Exercise description:
Return the entries below in their exact form, leaving the pictures out.

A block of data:

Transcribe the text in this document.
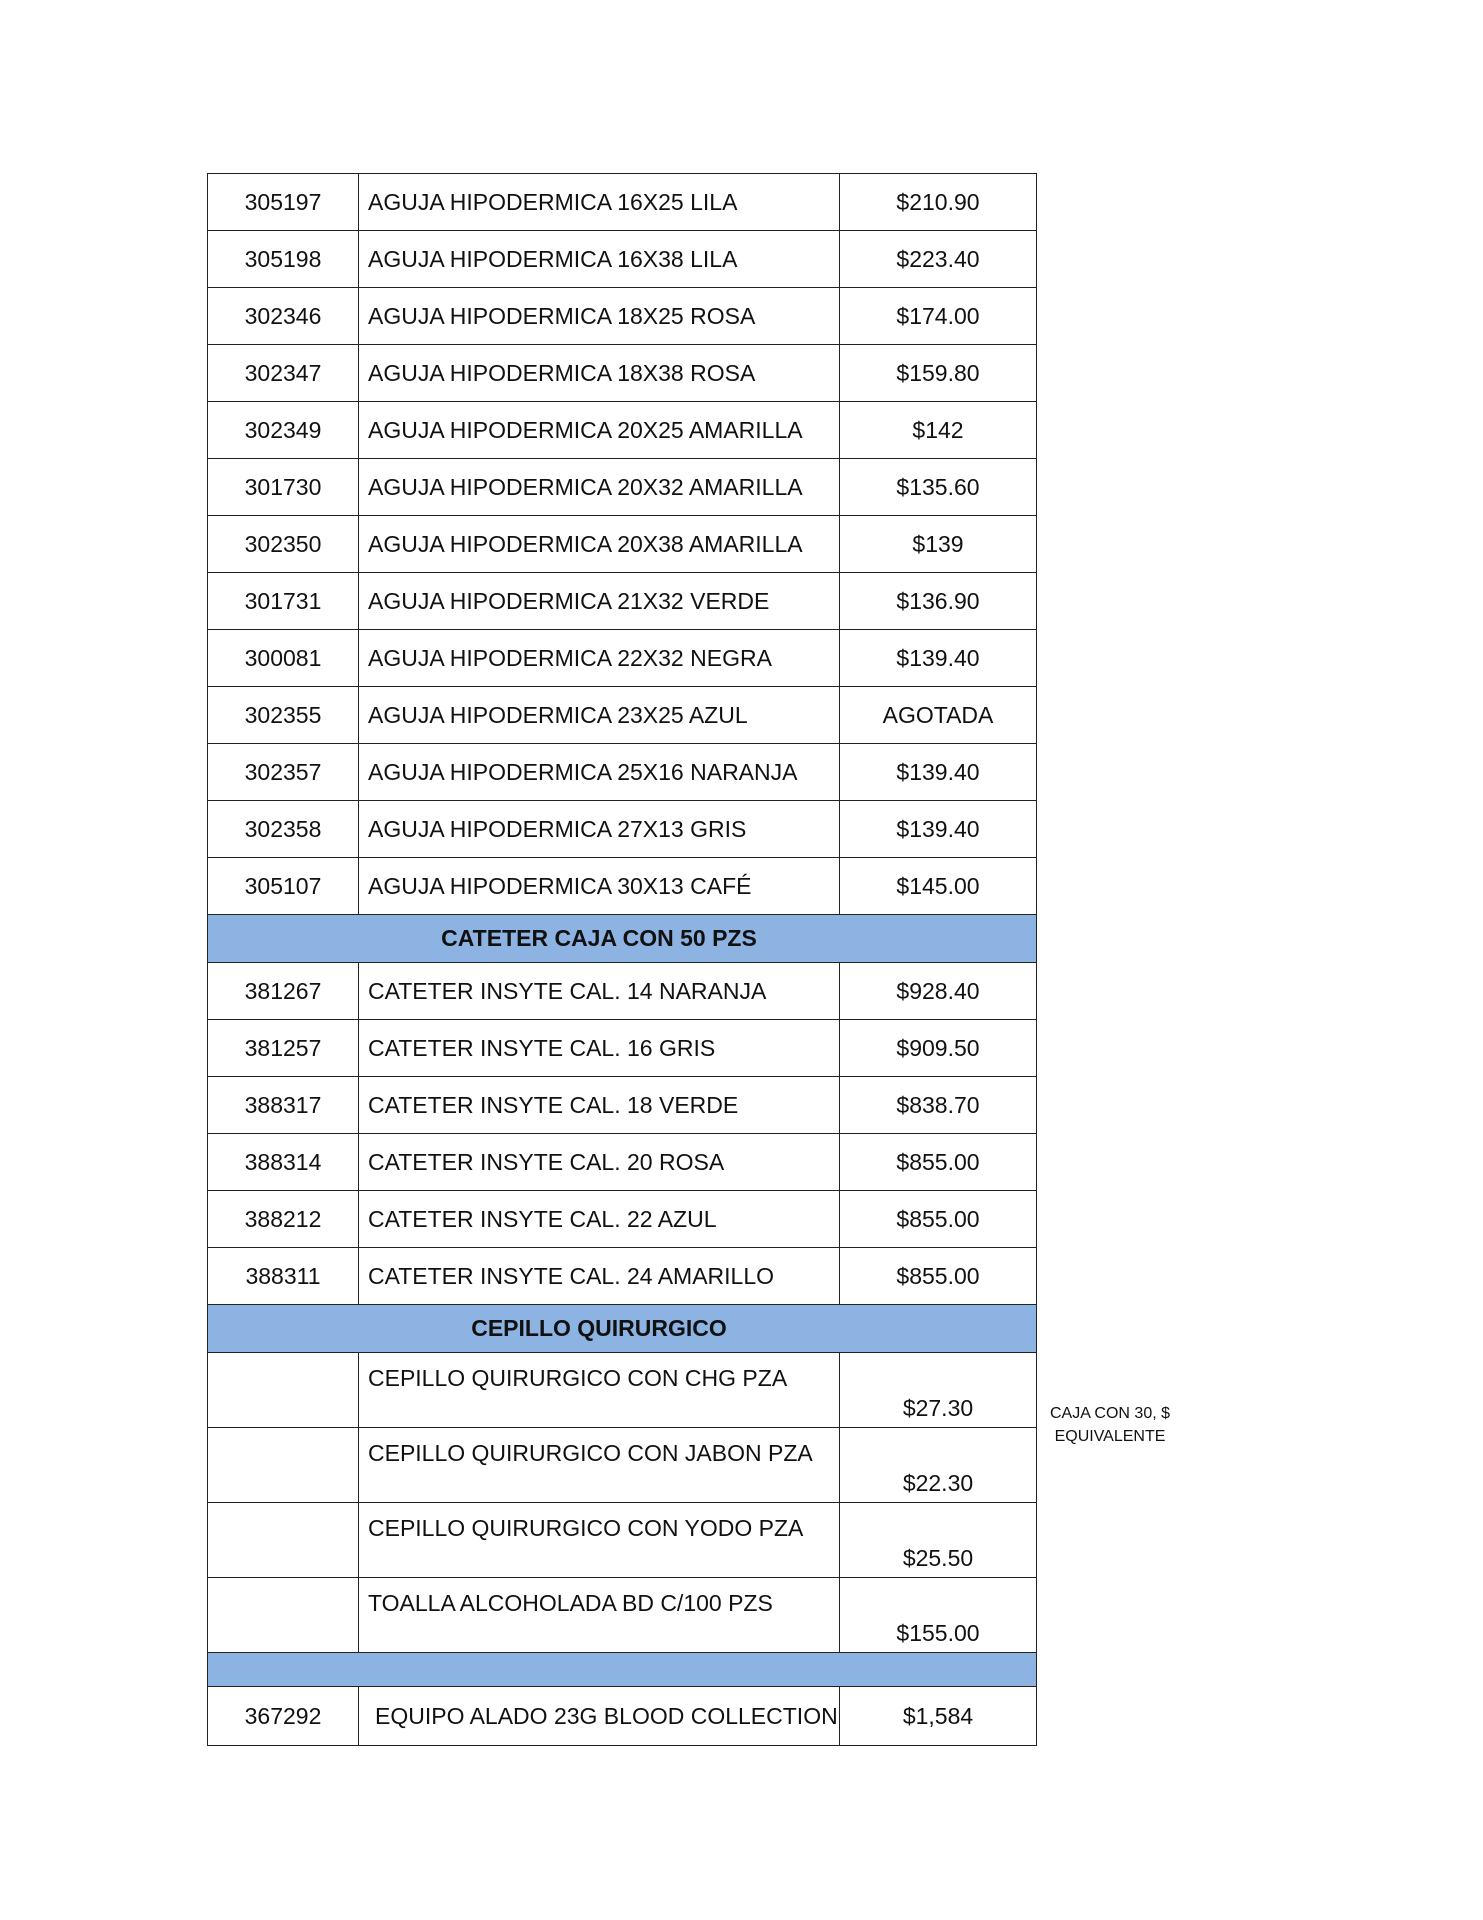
305197	AGUJA HIPODERMICA 16X25 LILA	$210.90
305198	AGUJA HIPODERMICA 16X38 LILA	$223.40
302346	AGUJA HIPODERMICA 18X25 ROSA	$174.00
302347	AGUJA HIPODERMICA 18X38 ROSA	$159.80
302349	AGUJA HIPODERMICA 20X25 AMARILLA	$142
301730	AGUJA HIPODERMICA 20X32 AMARILLA	$135.60
302350	AGUJA HIPODERMICA 20X38 AMARILLA	$139
301731	AGUJA HIPODERMICA 21X32 VERDE	$136.90
300081	AGUJA HIPODERMICA 22X32 NEGRA	$139.40
302355	AGUJA HIPODERMICA 23X25 AZUL	AGOTADA
302357	AGUJA HIPODERMICA 25X16 NARANJA	$139.40
302358	AGUJA HIPODERMICA 27X13 GRIS	$139.40
305107	AGUJA HIPODERMICA 30X13 CAFÉ	$145.00
	CATETER CAJA CON 50 PZS	
381267	CATETER INSYTE CAL. 14 NARANJA	$928.40
381257	CATETER INSYTE CAL. 16 GRIS	$909.50
388317	CATETER INSYTE CAL. 18 VERDE	$838.70
388314	CATETER INSYTE CAL. 20 ROSA	$855.00
388212	CATETER INSYTE CAL. 22 AZUL	$855.00
388311	CATETER INSYTE CAL. 24 AMARILLO	$855.00
	CEPILLO QUIRURGICO	
	CEPILLO QUIRURGICO CON CHG PZA	$27.30
	CEPILLO QUIRURGICO CON JABON PZA	$22.30
	CEPILLO QUIRURGICO CON YODO PZA	$25.50
	TOALLA ALCOHOLADA BD C/100 PZS	$155.00

367292	EQUIPO ALADO 23G BLOOD COLLECTION	$1,584
CAJA CON 30, $
EQUIVALENTE
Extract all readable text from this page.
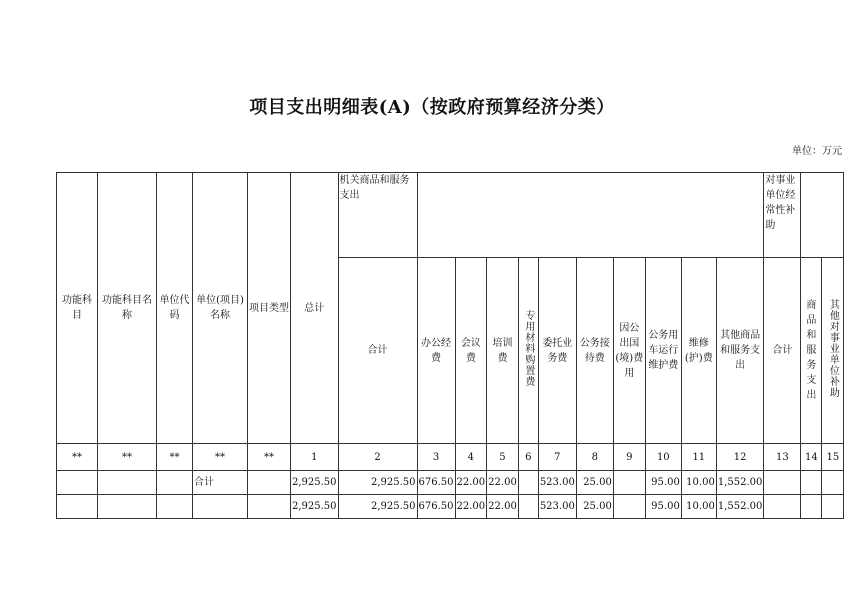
项目支出明细表(A)（按政府预算经济分类）
单位：万元
功能科目	功能科目名称	单位代码	单位(项目)名称	项目类型	总计	机关商品和服务支出											对事业单位经常性补助		
						合计	办公经费	会议费	培训费	专用材料购置费	委托业务费	公务接待费	因公出国(境)费用	公务用车运行维护费	维修(护)费	其他商品和服务支出	合计	商品和服务支出	其他对事业单位补助
**	**	**	**	**	1	2	3	4	5	6	7	8	9	10	11	12	13	14	15
			合计		2,925.50	2,925.50	676.50	22.00	22.00		523.00	25.00		95.00	10.00	1,552.00			
					2,925.50	2,925.50	676.50	22.00	22.00		523.00	25.00		95.00	10.00	1,552.00			
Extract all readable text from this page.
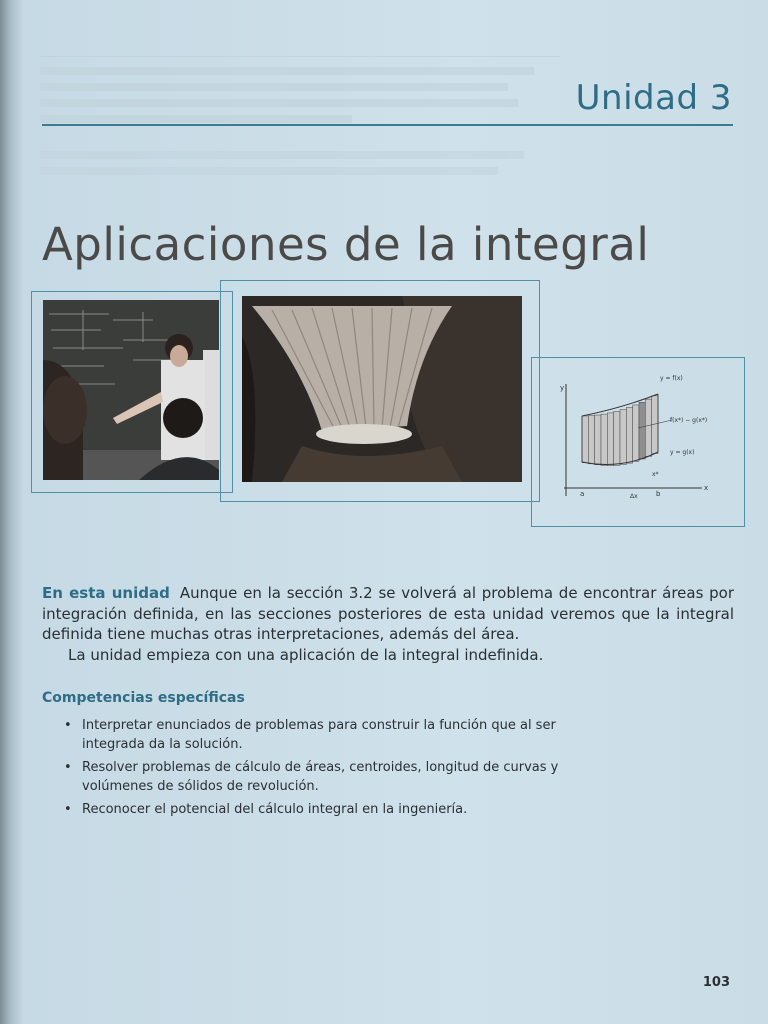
Unidad 3
Aplicaciones de la integral
y = f(x)
y = g(x)
f(x*) − g(x*)
y
x
a	b
Δx
x*

En esta unidad Aunque en la sección 3.2 se volverá al problema de encontrar áreas por integración definida, en las secciones posteriores de esta unidad veremos que la integral definida tiene muchas otras interpretaciones, además del área.

La unidad empieza con una aplicación de la integral indefinida.

Competencias específicas
• Interpretar enunciados de problemas para construir la función que al ser integrada da la solución.
• Resolver problemas de cálculo de áreas, centroides, longitud de curvas y volúmenes de sólidos de revolución.
• Reconocer el potencial del cálculo integral en la ingeniería.
103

In response:
Transcribe the text in this document.
305197	AGUJA HIPODERMICA 16X25 LILA	$210.90
305198	AGUJA HIPODERMICA 16X38 LILA	$223.40
302346	AGUJA HIPODERMICA 18X25 ROSA	$174.00
302347	AGUJA HIPODERMICA 18X38 ROSA	$159.80
302349	AGUJA HIPODERMICA 20X25 AMARILLA	$142
301730	AGUJA HIPODERMICA 20X32 AMARILLA	$135.60
302350	AGUJA HIPODERMICA 20X38 AMARILLA	$139
301731	AGUJA HIPODERMICA 21X32 VERDE	$136.90
300081	AGUJA HIPODERMICA 22X32 NEGRA	$139.40
302355	AGUJA HIPODERMICA 23X25 AZUL	AGOTADA
302357	AGUJA HIPODERMICA 25X16 NARANJA	$139.40
302358	AGUJA HIPODERMICA 27X13 GRIS	$139.40
305107	AGUJA HIPODERMICA 30X13 CAFÉ	$145.00
	CATETER CAJA CON 50 PZS	
381267	CATETER INSYTE CAL. 14 NARANJA	$928.40
381257	CATETER INSYTE CAL. 16 GRIS	$909.50
388317	CATETER INSYTE CAL. 18 VERDE	$838.70
388314	CATETER INSYTE CAL. 20 ROSA	$855.00
388212	CATETER INSYTE CAL. 22 AZUL	$855.00
388311	CATETER INSYTE CAL. 24 AMARILLO	$855.00
	CEPILLO QUIRURGICO	
	CEPILLO QUIRURGICO CON CHG PZA	$27.30
	CEPILLO QUIRURGICO CON JABON PZA	$22.30
	CEPILLO QUIRURGICO CON YODO PZA	$25.50
	TOALLA ALCOHOLADA BD C/100 PZS	$155.00

367292	EQUIPO ALADO 23G BLOOD COLLECTION	$1,584
CAJA CON 30, $
EQUIVALENTE
Extract all readable text from this page.
项目支出明细表(A)（按政府预算经济分类）
单位：万元
功能科目	功能科目名称	单位代码	单位(项目)名称	项目类型	总计	机关商品和服务支出											对事业单位经常性补助		
						合计	办公经费	会议费	培训费	专用材料购置费	委托业务费	公务接待费	因公出国(境)费用	公务用车运行维护费	维修(护)费	其他商品和服务支出	合计	商品和服务支出	其他对事业单位补助
**	**	**	**	**	1	2	3	4	5	6	7	8	9	10	11	12	13	14	15
			合计		2,925.50	2,925.50	676.50	22.00	22.00		523.00	25.00		95.00	10.00	1,552.00			
					2,925.50	2,925.50	676.50	22.00	22.00		523.00	25.00		95.00	10.00	1,552.00			
Extract all readable text from this page.
Unidad 3
Aplicaciones de la integral
y = f(x)
y = g(x)
f(x*) − g(x*)
y
x
a	b
Δx
x*

En esta unidad Aunque en la sección 3.2 se volverá al problema de encontrar áreas por integración definida, en las secciones posteriores de esta unidad veremos que la integral definida tiene muchas otras interpretaciones, además del área.

La unidad empieza con una aplicación de la integral indefinida.

Competencias específicas
• Interpretar enunciados de problemas para construir la función que al ser integrada da la solución.
• Resolver problemas de cálculo de áreas, centroides, longitud de curvas y volúmenes de sólidos de revolución.
• Reconocer el potencial del cálculo integral en la ingeniería.
103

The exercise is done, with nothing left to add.